** Begin Exercise material **
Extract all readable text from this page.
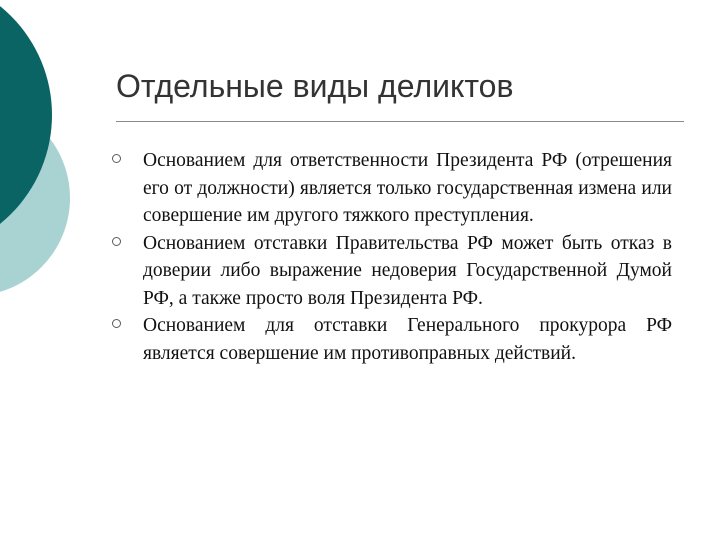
Отдельные виды деликтов

Основанием для ответственности Президента РФ (отрешения его от должности) является только государственная измена или совершение им другого тяжкого преступления.

Основанием отставки Правительства РФ может быть отказ в доверии либо выражение недоверия Государственной Думой РФ, а также просто воля Президента РФ.

Основанием для отставки Генерального прокурора РФ является совершение им противоправных действий.
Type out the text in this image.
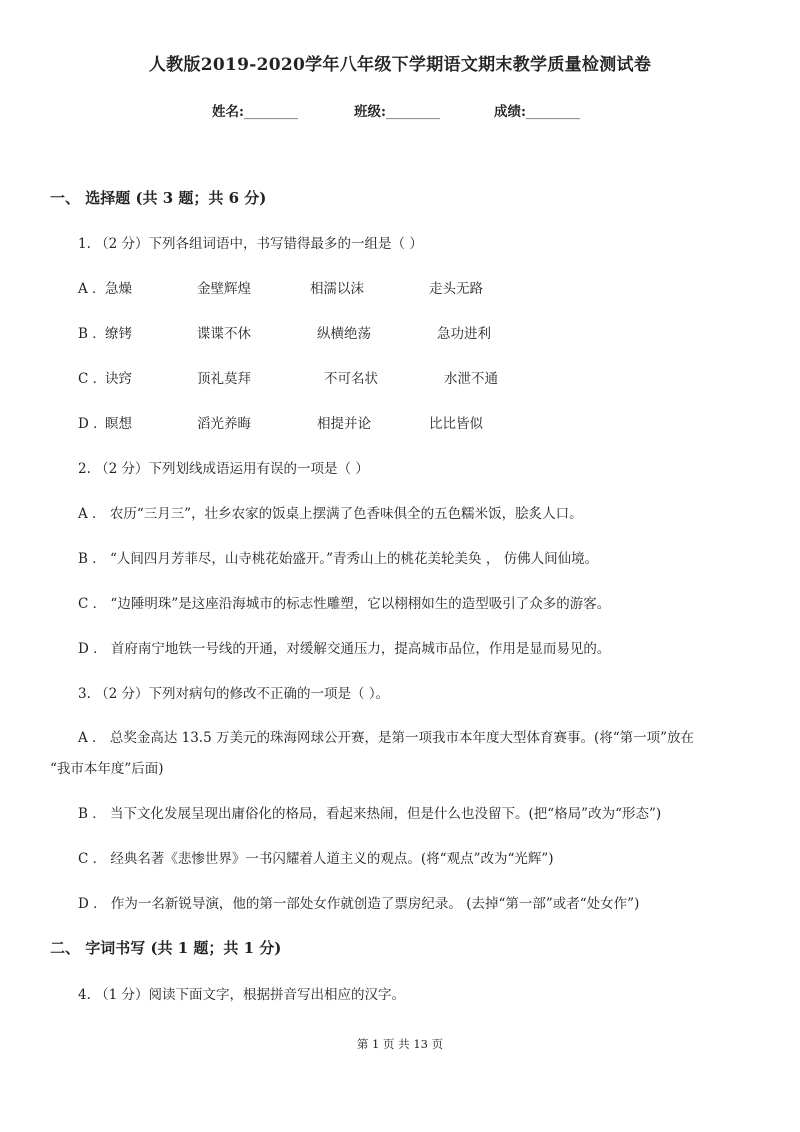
人教版2019-2020学年八年级下学期语文期末教学质量检测试卷
姓名:________	班级:________	成绩:________
一、 选择题 (共 3 题；共 6 分)
1. （2 分）下列各组词语中，书写错得最多的一组是（ ）
A ． 急燥	金壁辉煌	相濡以沫	走头无路
B ． 缭铐	谍谍不休	纵横绝荡	急功进利
C ．
诀窍	顶礼莫拜	不可名状	水泄不通
D ．
瞑想	滔光养晦	相提并论	比比皆似
2. （2 分）下列划线成语运用有误的一项是（ ）
A ． 农历“三月三”，壮乡农家的饭桌上摆满了色香味俱全的五色糯米饭，脍炙人口。
B ． “人间四月芳菲尽，山寺桃花始盛开。”青秀山上的桃花美轮美奂 ， 仿佛人间仙境。
C ． “边陲明珠”是这座沿海城市的标志性雕塑，它以栩栩如生的造型吸引了众多的游客。
D ． 首府南宁地铁一号线的开通，对缓解交通压力，提高城市品位，作用是显而易见的。
3. （2 分）下列对病句的修改不正确的一项是（ ）。
A ． 总奖金高达 13.5 万美元的珠海网球公开赛，是第一项我市本年度大型体育赛事。(将“第一项”放在
“我市本年度”后面)
B ． 当下文化发展呈现出庸俗化的格局，看起来热闹，但是什么也没留下。(把“格局”改为“形态”)
C ． 经典名著《悲惨世界》一书闪耀着人道主义的观点。(将“观点”改为“光辉”)
D ． 作为一名新锐导演，他的第一部处女作就创造了票房纪录。 (去掉“第一部”或者“处女作”)
二、 字词书写 (共 1 题；共 1 分)
4. （1 分）阅读下面文字，根据拼音写出相应的汉字。
第 1 页 共 13 页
** End Exercise material **
* Your task:
Among the lines above, count those containing the word "text" and give nothing but the result.

* Task result:
2